**DOCUMENT:**
>> Start

People here I'm hoping will be more up-front.

 

okay, i'll bite.

 

you are making a product, nobody is buying said product. as far as i can tell this boils down to three possible issues?

 

  1. Your marketing sucks. what is your target audience. are you reaching out to them. do you know what your target audience is.
  2. Your product sucks. what is its purpose. why would i want to use a giant pixellated pineapple to cover my magnificent breasts. does this product fill a niche that needs to be filled (and are you willing to accept tiny profits from a tiny niche)
  3. There is a great conspiracy against you to undermine your business.

as an avid buyer of nerdy t-shirts of various qualities and tastes, i see no reason to cover my magnificent breasts with a giant pixellated pineapple. have you performed any sort of market research to determine if anyone else in the world wants to do said covering with your pineapples. otherwise you may have to accept that you are selling a product nobody wants to buy. if you are making these because you feel like it, all the power to you, but don't expect capitalism to give you a pat on the back for following your passion. if i could get paid money even if my product was unwanted, i assure you i would be doing a lot more demeaning and humiliating (read: ;)) things than working in a hotel.

 

you want to make a living selling t-shirts? okay, find a target audience. then make a product for them. then market that product to them. but, to be up-front, unless you do that (and are prepared to fail many, many times before finding the right formula) then you should accept your current life of doing whatever it is you do.

>> End

**EXERCISE INSTRUCTIONS:**
From the t-shirt post above, reproduce the passage that begins at the words "People here I'm" and stops after the words "three possible issues?".

**GIVEN INFORMATION:**

>> Start

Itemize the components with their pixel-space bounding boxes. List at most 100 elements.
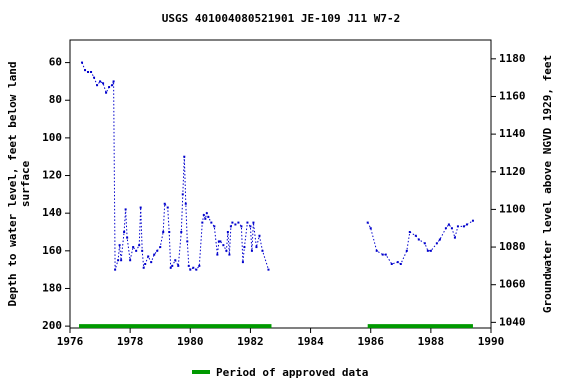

>> End

**EXERCISE OUTPUT:**
People here I'm hoping will be more up-front.

 

okay, i'll bite.

 

you are making a product, nobody is buying said product. as far as i can tell this boils down to three possible issues?